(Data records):
───

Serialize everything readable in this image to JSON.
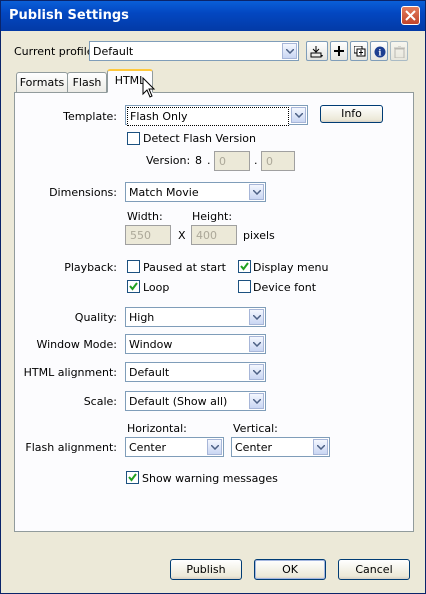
{
  "window": {
    "title": "Publish Settings"
  },
  "profile": {
    "label": "Current profile:",
    "value": "Default"
  },
  "tabs": [
    {
      "label": "Formats"
    },
    {
      "label": "Flash"
    },
    {
      "label": "HTML"
    }
  ],
  "template": {
    "label": "Template:",
    "value": "Flash Only",
    "info_button": "Info"
  },
  "detect": {
    "label": "Detect Flash Version",
    "checked": false,
    "version_label": "Version:",
    "v1": "8",
    "dot": ".",
    "v2": "0",
    "v3": "0"
  },
  "dimensions": {
    "label": "Dimensions:",
    "value": "Match Movie",
    "width_label": "Width:",
    "height_label": "Height:",
    "width": "550",
    "height": "400",
    "x": "X",
    "units": "pixels"
  },
  "playback": {
    "label": "Playback:",
    "paused_at_start": {
      "label": "Paused at start",
      "checked": false
    },
    "display_menu": {
      "label": "Display menu",
      "checked": true
    },
    "loop": {
      "label": "Loop",
      "checked": true
    },
    "device_font": {
      "label": "Device font",
      "checked": false
    }
  },
  "quality": {
    "label": "Quality:",
    "value": "High"
  },
  "window_mode": {
    "label": "Window Mode:",
    "value": "Window"
  },
  "html_alignment": {
    "label": "HTML alignment:",
    "value": "Default"
  },
  "scale": {
    "label": "Scale:",
    "value": "Default (Show all)"
  },
  "flash_alignment": {
    "label": "Flash alignment:",
    "horizontal_label": "Horizontal:",
    "vertical_label": "Vertical:",
    "horizontal": "Center",
    "vertical": "Center"
  },
  "warnings": {
    "label": "Show warning messages",
    "checked": true
  },
  "buttons": {
    "publish": "Publish",
    "ok": "OK",
    "cancel": "Cancel"
  }
}
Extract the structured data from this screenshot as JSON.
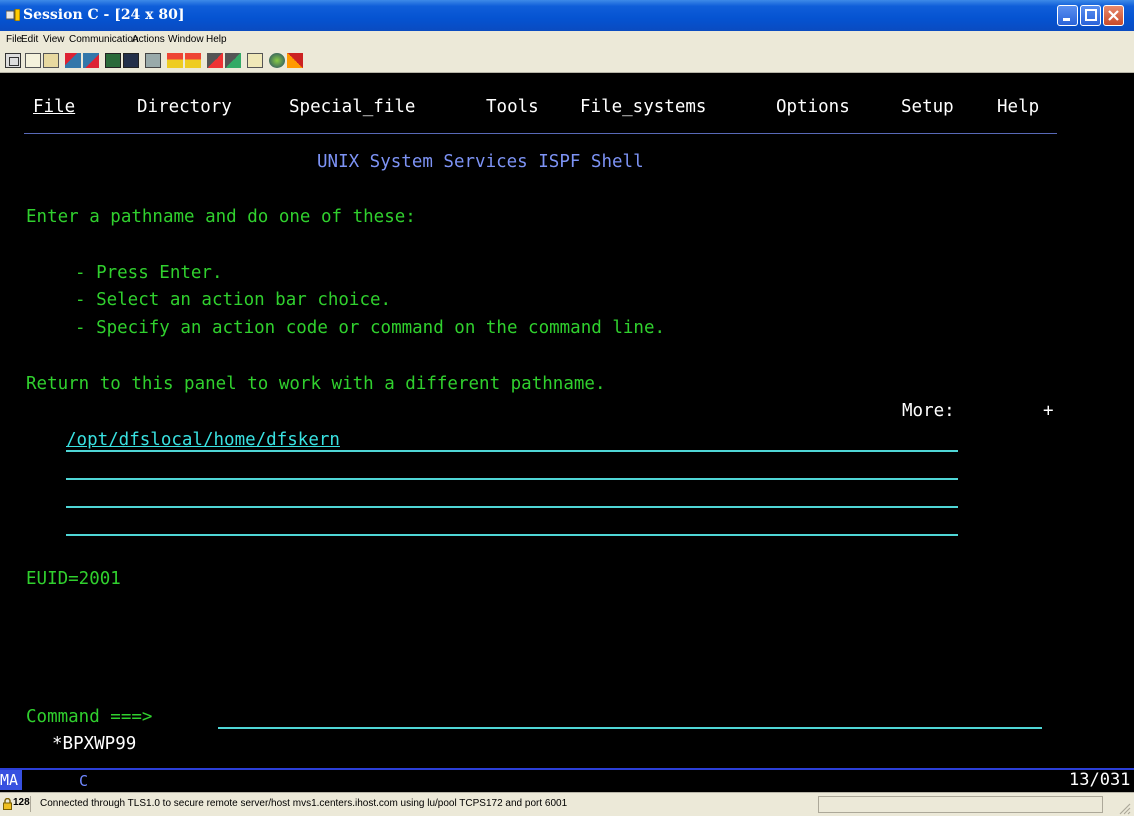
{
  "window": {
    "title": "Session C - [24 x 80]",
    "minimize_label": "_",
    "maximize_label": "□",
    "close_label": "X"
  },
  "menu": {
    "items": [
      "File",
      "Edit",
      "View",
      "Communication",
      "Actions",
      "Window",
      "Help"
    ]
  },
  "toolbar": {
    "icons": [
      "print-screen-icon",
      "copy-icon",
      "paste-icon",
      "send-file-icon",
      "receive-file-icon",
      "display-icon",
      "keypad-icon",
      "macro-icon",
      "record-macro-icon",
      "play-macro-icon",
      "transfer-icon",
      "transfer-list-icon",
      "clipboard-icon",
      "connect-icon",
      "help-icon"
    ]
  },
  "terminal": {
    "action_bar": [
      "File",
      "Directory",
      "Special_file",
      "Tools",
      "File_systems",
      "Options",
      "Setup",
      "Help"
    ],
    "panel_title": "UNIX System Services ISPF Shell",
    "instructions": "Enter a pathname and do one of these:",
    "options": [
      "- Press Enter.",
      "- Select an action bar choice.",
      "- Specify an action code or command on the command line."
    ],
    "return_text": "Return to this panel to work with a different pathname.",
    "more_label": "More:",
    "more_indicator": "+",
    "pathname_value": "/opt/dfslocal/home/dfskern",
    "euid": "EUID=2001",
    "command_label": "Command ===>",
    "command_value": "",
    "panel_id": "*BPXWP99"
  },
  "oia": {
    "indicator": "MA",
    "mode": "C",
    "cursor_position": "13/031"
  },
  "status": {
    "lock_label": "128",
    "message": "Connected through TLS1.0 to secure remote server/host mvs1.centers.ihost.com using lu/pool TCPS172 and port 6001"
  },
  "colors": {
    "titlebar": "#0553d1",
    "screen_bg": "#000000",
    "blue_text": "#7d93f5",
    "green_text": "#30d02e",
    "cyan_text": "#39e1e1",
    "white_text": "#ffffff"
  }
}
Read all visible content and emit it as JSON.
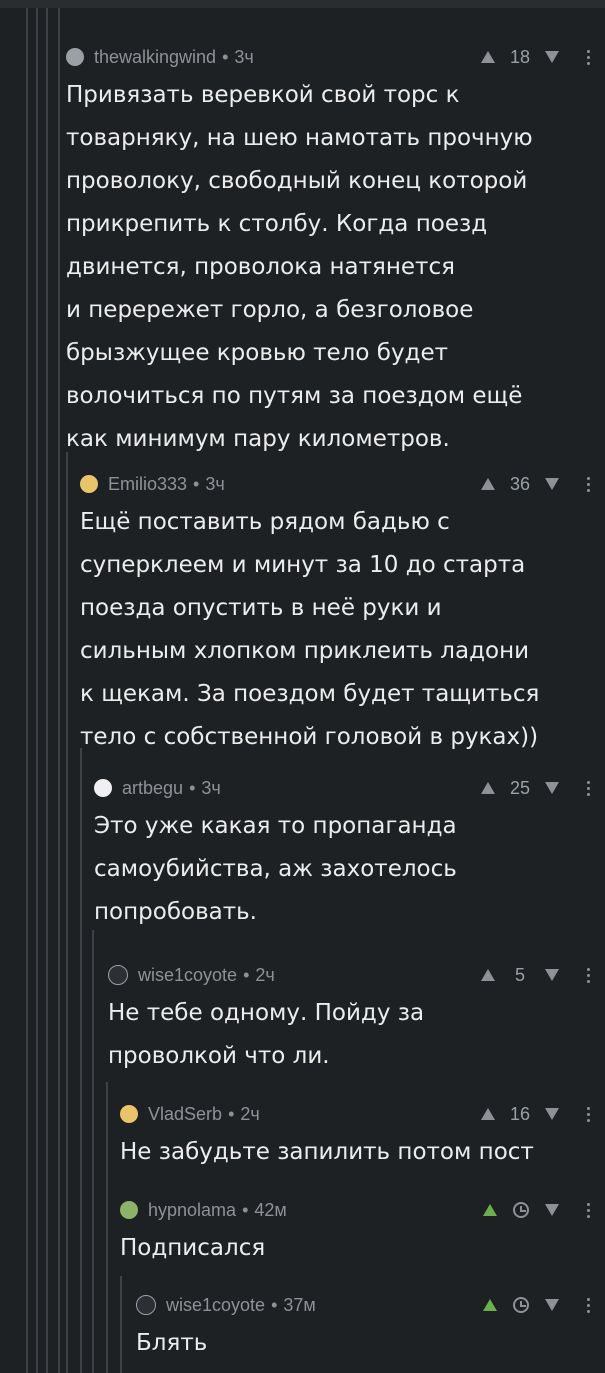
{
  "comments": [
    {
      "author": "thewalkingwind",
      "time": "3ч",
      "score": "18",
      "text": "Привязать веревкой свой торс к\nтоварняку, на шею намотать прочную\nпроволоку, свободный конец которой\nприкрепить к столбу. Когда поезд\nдвинется, проволока натянется\nи перережет горло, а безголовое\nбрызжущее кровью тело будет\nволочиться по путям за поездом ещё\nкак минимум пару километров.",
      "avatar": "grey-avatar-icon"
    },
    {
      "author": "Emilio333",
      "time": "3ч",
      "score": "36",
      "text": "Ещё поставить рядом бадью с\nсуперклеем и минут за 10 до старта\nпоезда опустить в неё руки и\nсильным хлопком приклеить ладони\nк щекам. За поездом будет тащиться\nтело с собственной головой в руках))",
      "avatar": "yellow-avatar-icon"
    },
    {
      "author": "artbegu",
      "time": "3ч",
      "score": "25",
      "text": "Это уже какая то пропаганда\nсамоубийства, аж захотелось\nпопробовать.",
      "avatar": "white-avatar-icon"
    },
    {
      "author": "wise1coyote",
      "time": "2ч",
      "score": "5",
      "text": "Не тебе одному. Пойду за\nпроволкой что ли.",
      "avatar": "dark-avatar-icon"
    },
    {
      "author": "VladSerb",
      "time": "2ч",
      "score": "16",
      "text": "Не забудьте запилить потом пост",
      "avatar": "yellow-avatar-icon"
    },
    {
      "author": "hypnolama",
      "time": "42м",
      "score": "",
      "text": "Подписался",
      "avatar": "green-avatar-icon"
    },
    {
      "author": "wise1coyote",
      "time": "37м",
      "score": "",
      "text": "Блять",
      "avatar": "dark-avatar-icon"
    }
  ],
  "separator": "•"
}
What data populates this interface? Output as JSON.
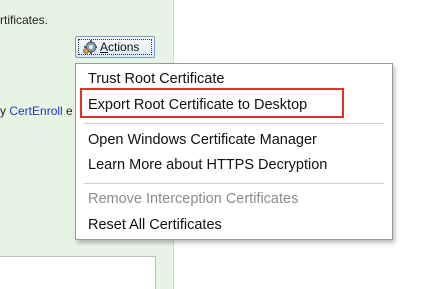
{
  "panel": {
    "text_fragment": "rtificates.",
    "link_prefix": "y ",
    "link_text": "CertEnroll",
    "link_suffix": " e"
  },
  "actions_button": {
    "label_access_key": "A",
    "label_rest": "ctions",
    "icon": "gear-icon"
  },
  "menu": {
    "items": [
      {
        "label": "Trust Root Certificate",
        "enabled": true
      },
      {
        "label": "Export Root Certificate to Desktop",
        "enabled": true,
        "highlighted": true
      },
      {
        "label": "Open Windows Certificate Manager",
        "enabled": true
      },
      {
        "label": "Learn More about HTTPS Decryption",
        "enabled": true
      },
      {
        "label": "Remove Interception Certificates",
        "enabled": false
      },
      {
        "label": "Reset All Certificates",
        "enabled": true
      }
    ]
  },
  "colors": {
    "panel_bg": "#e8f4e3",
    "link": "#1a39c6",
    "highlight_border": "#e4322b",
    "disabled_text": "#8c8c8c"
  }
}
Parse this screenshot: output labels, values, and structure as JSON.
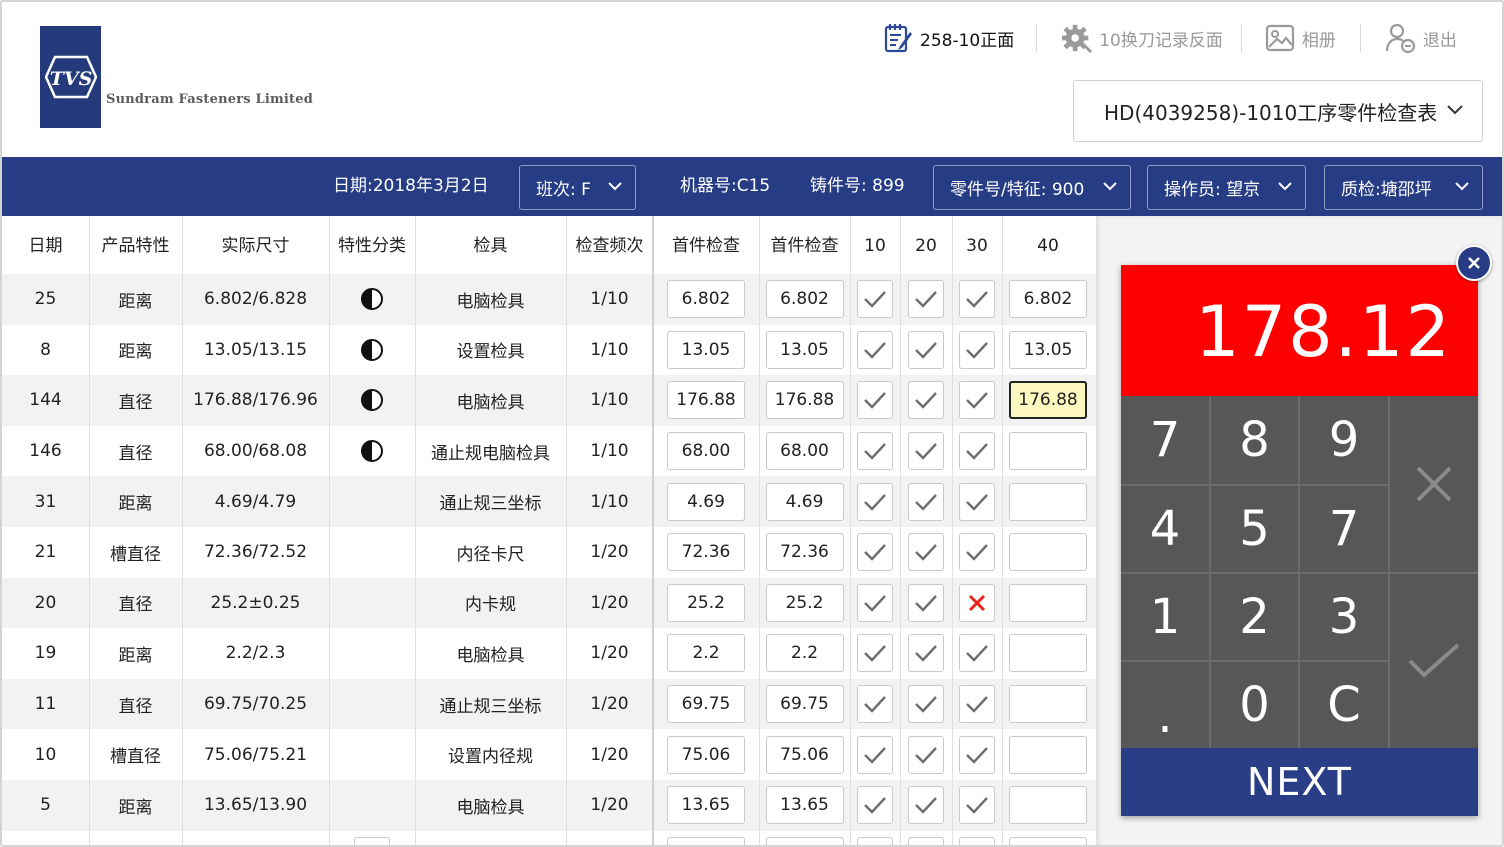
{
  "header": {
    "logo_text": "TVS",
    "company": "Sundram Fasteners Limited",
    "menu": [
      {
        "label": "258-10正面",
        "icon": "notepad-icon",
        "active": true
      },
      {
        "label": "10换刀记录反面",
        "icon": "gear-icon",
        "active": false
      },
      {
        "label": "相册",
        "icon": "image-icon",
        "active": false
      },
      {
        "label": "退出",
        "icon": "logout-icon",
        "active": false
      }
    ],
    "form_select": "HD(4039258)-1010工序零件检查表"
  },
  "info_bar": {
    "date": "日期:2018年3月2日",
    "shift": "班次: F",
    "machine": "机器号:C15",
    "casting": "铸件号: 899",
    "part": "零件号/特征: 900",
    "operator": "操作员: 望京",
    "qc": "质检:塘邵坪"
  },
  "table": {
    "headers": [
      "日期",
      "产品特性",
      "实际尺寸",
      "特性分类",
      "检具",
      "检查频次",
      "首件检查",
      "首件检查",
      "10",
      "20",
      "30",
      "40"
    ],
    "rows": [
      {
        "date": "25",
        "feature": "距离",
        "size": "6.802/6.828",
        "cls": true,
        "gauge": "电脑检具",
        "freq": "1/10",
        "f1": "6.802",
        "f2": "6.802",
        "c10": "ok",
        "c20": "ok",
        "c30": "ok",
        "v40": "6.802"
      },
      {
        "date": "8",
        "feature": "距离",
        "size": "13.05/13.15",
        "cls": true,
        "gauge": "设置检具",
        "freq": "1/10",
        "f1": "13.05",
        "f2": "13.05",
        "c10": "ok",
        "c20": "ok",
        "c30": "ok",
        "v40": "13.05"
      },
      {
        "date": "144",
        "feature": "直径",
        "size": "176.88/176.96",
        "cls": true,
        "gauge": "电脑检具",
        "freq": "1/10",
        "f1": "176.88",
        "f2": "176.88",
        "c10": "ok",
        "c20": "ok",
        "c30": "ok",
        "v40": "176.88",
        "hl": true
      },
      {
        "date": "146",
        "feature": "直径",
        "size": "68.00/68.08",
        "cls": true,
        "gauge": "通止规电脑检具",
        "freq": "1/10",
        "f1": "68.00",
        "f2": "68.00",
        "c10": "ok",
        "c20": "ok",
        "c30": "ok",
        "v40": ""
      },
      {
        "date": "31",
        "feature": "距离",
        "size": "4.69/4.79",
        "cls": false,
        "gauge": "通止规三坐标",
        "freq": "1/10",
        "f1": "4.69",
        "f2": "4.69",
        "c10": "ok",
        "c20": "ok",
        "c30": "ok",
        "v40": ""
      },
      {
        "date": "21",
        "feature": "槽直径",
        "size": "72.36/72.52",
        "cls": false,
        "gauge": "内径卡尺",
        "freq": "1/20",
        "f1": "72.36",
        "f2": "72.36",
        "c10": "ok",
        "c20": "ok",
        "c30": "ok",
        "v40": ""
      },
      {
        "date": "20",
        "feature": "直径",
        "size": "25.2±0.25",
        "cls": false,
        "gauge": "内卡规",
        "freq": "1/20",
        "f1": "25.2",
        "f2": "25.2",
        "c10": "ok",
        "c20": "ok",
        "c30": "ng",
        "v40": ""
      },
      {
        "date": "19",
        "feature": "距离",
        "size": "2.2/2.3",
        "cls": false,
        "gauge": "电脑检具",
        "freq": "1/20",
        "f1": "2.2",
        "f2": "2.2",
        "c10": "ok",
        "c20": "ok",
        "c30": "ok",
        "v40": ""
      },
      {
        "date": "11",
        "feature": "直径",
        "size": "69.75/70.25",
        "cls": false,
        "gauge": "通止规三坐标",
        "freq": "1/20",
        "f1": "69.75",
        "f2": "69.75",
        "c10": "ok",
        "c20": "ok",
        "c30": "ok",
        "v40": ""
      },
      {
        "date": "10",
        "feature": "槽直径",
        "size": "75.06/75.21",
        "cls": false,
        "gauge": "设置内径规",
        "freq": "1/20",
        "f1": "75.06",
        "f2": "75.06",
        "c10": "ok",
        "c20": "ok",
        "c30": "ok",
        "v40": ""
      },
      {
        "date": "5",
        "feature": "距离",
        "size": "13.65/13.90",
        "cls": false,
        "gauge": "电脑检具",
        "freq": "1/20",
        "f1": "13.65",
        "f2": "13.65",
        "c10": "ok",
        "c20": "ok",
        "c30": "ok",
        "v40": ""
      }
    ]
  },
  "keypad": {
    "display": "178.12",
    "keys": [
      "7",
      "8",
      "9",
      "4",
      "5",
      "7",
      "1",
      "2",
      "3",
      ".",
      "0",
      "C"
    ],
    "next": "NEXT"
  },
  "colors": {
    "brand_blue": "#263d85",
    "display_red": "#ff0000",
    "keypad_gray": "#575757",
    "highlight": "#fdf8bf",
    "error_red": "#e8231c"
  }
}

───

(Requirement):
Copy each line above that contains the string "author".

(Exercise result):
      "author": "thewalkingwind",
      "author": "Emilio333",
      "author": "artbegu",
      "author": "wise1coyote",
      "author": "VladSerb",
      "author": "hypnolama",
      "author": "wise1coyote",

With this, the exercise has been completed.